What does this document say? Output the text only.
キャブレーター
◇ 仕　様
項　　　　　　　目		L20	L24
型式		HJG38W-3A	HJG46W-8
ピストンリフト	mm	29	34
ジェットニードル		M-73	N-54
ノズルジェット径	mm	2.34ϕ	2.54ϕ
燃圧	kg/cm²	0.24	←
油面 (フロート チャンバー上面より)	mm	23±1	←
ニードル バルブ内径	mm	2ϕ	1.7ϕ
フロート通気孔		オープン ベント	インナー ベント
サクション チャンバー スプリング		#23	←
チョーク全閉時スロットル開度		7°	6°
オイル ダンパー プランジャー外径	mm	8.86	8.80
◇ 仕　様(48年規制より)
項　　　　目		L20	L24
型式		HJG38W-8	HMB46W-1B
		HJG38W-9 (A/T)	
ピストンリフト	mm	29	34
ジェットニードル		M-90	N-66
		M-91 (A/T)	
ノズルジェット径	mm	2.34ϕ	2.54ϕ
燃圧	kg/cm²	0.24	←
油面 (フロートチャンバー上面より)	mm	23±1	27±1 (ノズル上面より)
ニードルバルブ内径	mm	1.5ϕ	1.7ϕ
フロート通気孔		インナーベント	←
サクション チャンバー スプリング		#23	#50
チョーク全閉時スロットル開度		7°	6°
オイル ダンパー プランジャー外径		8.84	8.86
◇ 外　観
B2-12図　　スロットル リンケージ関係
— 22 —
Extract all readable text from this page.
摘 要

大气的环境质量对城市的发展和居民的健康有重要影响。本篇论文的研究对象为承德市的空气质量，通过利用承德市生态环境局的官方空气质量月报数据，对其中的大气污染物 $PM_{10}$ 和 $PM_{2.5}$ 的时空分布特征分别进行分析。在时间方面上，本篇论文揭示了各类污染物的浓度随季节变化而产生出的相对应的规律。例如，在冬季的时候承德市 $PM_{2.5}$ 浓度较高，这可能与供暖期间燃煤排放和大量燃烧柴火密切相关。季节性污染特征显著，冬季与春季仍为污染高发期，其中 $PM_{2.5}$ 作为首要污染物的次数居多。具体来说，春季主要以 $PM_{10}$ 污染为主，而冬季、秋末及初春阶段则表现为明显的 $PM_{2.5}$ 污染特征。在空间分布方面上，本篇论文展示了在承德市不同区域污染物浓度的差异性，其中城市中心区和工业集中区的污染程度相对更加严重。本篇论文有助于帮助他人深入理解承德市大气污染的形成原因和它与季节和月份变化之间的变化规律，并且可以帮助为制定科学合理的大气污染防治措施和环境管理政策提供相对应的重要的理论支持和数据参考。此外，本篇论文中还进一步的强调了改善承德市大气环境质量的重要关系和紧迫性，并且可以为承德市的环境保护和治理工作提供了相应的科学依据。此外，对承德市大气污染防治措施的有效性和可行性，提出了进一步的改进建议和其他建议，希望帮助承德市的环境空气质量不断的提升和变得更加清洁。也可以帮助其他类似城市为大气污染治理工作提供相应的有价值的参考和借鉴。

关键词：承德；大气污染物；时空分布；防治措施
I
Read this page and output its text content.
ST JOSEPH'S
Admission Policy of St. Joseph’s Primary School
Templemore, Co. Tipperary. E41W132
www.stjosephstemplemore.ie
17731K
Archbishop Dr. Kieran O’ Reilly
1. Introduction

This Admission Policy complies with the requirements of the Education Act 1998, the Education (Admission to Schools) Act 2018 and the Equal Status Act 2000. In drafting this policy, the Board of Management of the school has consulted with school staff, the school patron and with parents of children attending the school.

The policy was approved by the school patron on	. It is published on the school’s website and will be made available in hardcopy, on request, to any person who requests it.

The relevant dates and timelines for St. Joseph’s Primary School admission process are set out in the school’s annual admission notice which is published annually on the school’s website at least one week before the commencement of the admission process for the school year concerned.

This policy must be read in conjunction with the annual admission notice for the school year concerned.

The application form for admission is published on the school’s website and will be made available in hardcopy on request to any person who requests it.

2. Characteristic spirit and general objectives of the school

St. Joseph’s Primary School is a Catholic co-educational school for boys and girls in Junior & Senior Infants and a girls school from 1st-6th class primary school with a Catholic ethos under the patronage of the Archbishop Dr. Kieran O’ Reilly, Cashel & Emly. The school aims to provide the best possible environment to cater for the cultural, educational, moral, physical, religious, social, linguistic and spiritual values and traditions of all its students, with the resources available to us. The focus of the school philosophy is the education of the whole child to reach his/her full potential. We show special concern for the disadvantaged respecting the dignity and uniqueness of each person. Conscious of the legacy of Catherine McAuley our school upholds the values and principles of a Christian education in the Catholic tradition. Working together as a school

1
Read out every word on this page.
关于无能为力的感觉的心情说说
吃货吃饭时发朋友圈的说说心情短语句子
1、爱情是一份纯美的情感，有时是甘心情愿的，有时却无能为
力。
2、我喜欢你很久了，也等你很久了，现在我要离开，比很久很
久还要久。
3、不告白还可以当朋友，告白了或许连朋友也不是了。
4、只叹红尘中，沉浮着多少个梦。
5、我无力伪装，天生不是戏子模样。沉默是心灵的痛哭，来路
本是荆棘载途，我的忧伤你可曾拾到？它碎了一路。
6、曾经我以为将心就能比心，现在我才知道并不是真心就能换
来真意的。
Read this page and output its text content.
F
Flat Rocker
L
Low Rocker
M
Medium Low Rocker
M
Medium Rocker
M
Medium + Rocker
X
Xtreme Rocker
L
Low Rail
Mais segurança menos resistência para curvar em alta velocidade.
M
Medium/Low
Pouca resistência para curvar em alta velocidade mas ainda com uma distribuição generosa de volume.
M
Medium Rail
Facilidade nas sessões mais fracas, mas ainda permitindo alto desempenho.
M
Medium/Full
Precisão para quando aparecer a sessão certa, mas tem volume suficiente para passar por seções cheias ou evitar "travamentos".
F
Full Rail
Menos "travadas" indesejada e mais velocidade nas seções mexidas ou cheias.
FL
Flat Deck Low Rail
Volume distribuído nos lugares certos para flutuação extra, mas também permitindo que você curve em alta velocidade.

____________

> **Your goal**: Write the complete data out, exactly as above.

> **Written response**:
What does this document say? Output the text only.
キャブレーター
◇ 仕　様
項　　　　　　　目		L20	L24
型式		HJG38W-3A	HJG46W-8
ピストンリフト	mm	29	34
ジェットニードル		M-73	N-54
ノズルジェット径	mm	2.34ϕ	2.54ϕ
燃圧	kg/cm²	0.24	←
油面 (フロート チャンバー上面より)	mm	23±1	←
ニードル バルブ内径	mm	2ϕ	1.7ϕ
フロート通気孔		オープン ベント	インナー ベント
サクション チャンバー スプリング		#23	←
チョーク全閉時スロットル開度		7°	6°
オイル ダンパー プランジャー外径	mm	8.86	8.80
◇ 仕　様(48年規制より)
項　　　　目		L20	L24
型式		HJG38W-8	HMB46W-1B
		HJG38W-9 (A/T)	
ピストンリフト	mm	29	34
ジェットニードル		M-90	N-66
		M-91 (A/T)	
ノズルジェット径	mm	2.34ϕ	2.54ϕ
燃圧	kg/cm²	0.24	←
油面 (フロートチャンバー上面より)	mm	23±1	27±1 (ノズル上面より)
ニードルバルブ内径	mm	1.5ϕ	1.7ϕ
フロート通気孔		インナーベント	←
サクション チャンバー スプリング		#23	#50
チョーク全閉時スロットル開度		7°	6°
オイル ダンパー プランジャー外径		8.84	8.86
◇ 外　観
B2-12図　　スロットル リンケージ関係
— 22 —
Extract all readable text from this page.
摘 要

大气的环境质量对城市的发展和居民的健康有重要影响。本篇论文的研究对象为承德市的空气质量，通过利用承德市生态环境局的官方空气质量月报数据，对其中的大气污染物 $PM_{10}$ 和 $PM_{2.5}$ 的时空分布特征分别进行分析。在时间方面上，本篇论文揭示了各类污染物的浓度随季节变化而产生出的相对应的规律。例如，在冬季的时候承德市 $PM_{2.5}$ 浓度较高，这可能与供暖期间燃煤排放和大量燃烧柴火密切相关。季节性污染特征显著，冬季与春季仍为污染高发期，其中 $PM_{2.5}$ 作为首要污染物的次数居多。具体来说，春季主要以 $PM_{10}$ 污染为主，而冬季、秋末及初春阶段则表现为明显的 $PM_{2.5}$ 污染特征。在空间分布方面上，本篇论文展示了在承德市不同区域污染物浓度的差异性，其中城市中心区和工业集中区的污染程度相对更加严重。本篇论文有助于帮助他人深入理解承德市大气污染的形成原因和它与季节和月份变化之间的变化规律，并且可以帮助为制定科学合理的大气污染防治措施和环境管理政策提供相对应的重要的理论支持和数据参考。此外，本篇论文中还进一步的强调了改善承德市大气环境质量的重要关系和紧迫性，并且可以为承德市的环境保护和治理工作提供了相应的科学依据。此外，对承德市大气污染防治措施的有效性和可行性，提出了进一步的改进建议和其他建议，希望帮助承德市的环境空气质量不断的提升和变得更加清洁。也可以帮助其他类似城市为大气污染治理工作提供相应的有价值的参考和借鉴。

关键词：承德；大气污染物；时空分布；防治措施
I
Read this page and output its text content.
ST JOSEPH'S
Admission Policy of St. Joseph’s Primary School
Templemore, Co. Tipperary. E41W132
www.stjosephstemplemore.ie
17731K
Archbishop Dr. Kieran O’ Reilly
1. Introduction

This Admission Policy complies with the requirements of the Education Act 1998, the Education (Admission to Schools) Act 2018 and the Equal Status Act 2000. In drafting this policy, the Board of Management of the school has consulted with school staff, the school patron and with parents of children attending the school.

The policy was approved by the school patron on	. It is published on the school’s website and will be made available in hardcopy, on request, to any person who requests it.

The relevant dates and timelines for St. Joseph’s Primary School admission process are set out in the school’s annual admission notice which is published annually on the school’s website at least one week before the commencement of the admission process for the school year concerned.

This policy must be read in conjunction with the annual admission notice for the school year concerned.

The application form for admission is published on the school’s website and will be made available in hardcopy on request to any person who requests it.

2. Characteristic spirit and general objectives of the school

St. Joseph’s Primary School is a Catholic co-educational school for boys and girls in Junior & Senior Infants and a girls school from 1st-6th class primary school with a Catholic ethos under the patronage of the Archbishop Dr. Kieran O’ Reilly, Cashel & Emly. The school aims to provide the best possible environment to cater for the cultural, educational, moral, physical, religious, social, linguistic and spiritual values and traditions of all its students, with the resources available to us. The focus of the school philosophy is the education of the whole child to reach his/her full potential. We show special concern for the disadvantaged respecting the dignity and uniqueness of each person. Conscious of the legacy of Catherine McAuley our school upholds the values and principles of a Christian education in the Catholic tradition. Working together as a school

1
Read out every word on this page.
关于无能为力的感觉的心情说说
吃货吃饭时发朋友圈的说说心情短语句子
1、爱情是一份纯美的情感，有时是甘心情愿的，有时却无能为
力。
2、我喜欢你很久了，也等你很久了，现在我要离开，比很久很
久还要久。
3、不告白还可以当朋友，告白了或许连朋友也不是了。
4、只叹红尘中，沉浮着多少个梦。
5、我无力伪装，天生不是戏子模样。沉默是心灵的痛哭，来路
本是荆棘载途，我的忧伤你可曾拾到？它碎了一路。
6、曾经我以为将心就能比心，现在我才知道并不是真心就能换
来真意的。
Read this page and output its text content.
F
Flat Rocker
L
Low Rocker
M
Medium Low Rocker
M
Medium Rocker
M
Medium + Rocker
X
Xtreme Rocker
L
Low Rail
Mais segurança menos resistência para curvar em alta velocidade.
M
Medium/Low
Pouca resistência para curvar em alta velocidade mas ainda com uma distribuição generosa de volume.
M
Medium Rail
Facilidade nas sessões mais fracas, mas ainda permitindo alto desempenho.
M
Medium/Full
Precisão para quando aparecer a sessão certa, mas tem volume suficiente para passar por seções cheias ou evitar "travamentos".
F
Full Rail
Menos "travadas" indesejada e mais velocidade nas seções mexidas ou cheias.
FL
Flat Deck Low Rail
Volume distribuído nos lugares certos para flutuação extra, mas também permitindo que você curve em alta velocidade.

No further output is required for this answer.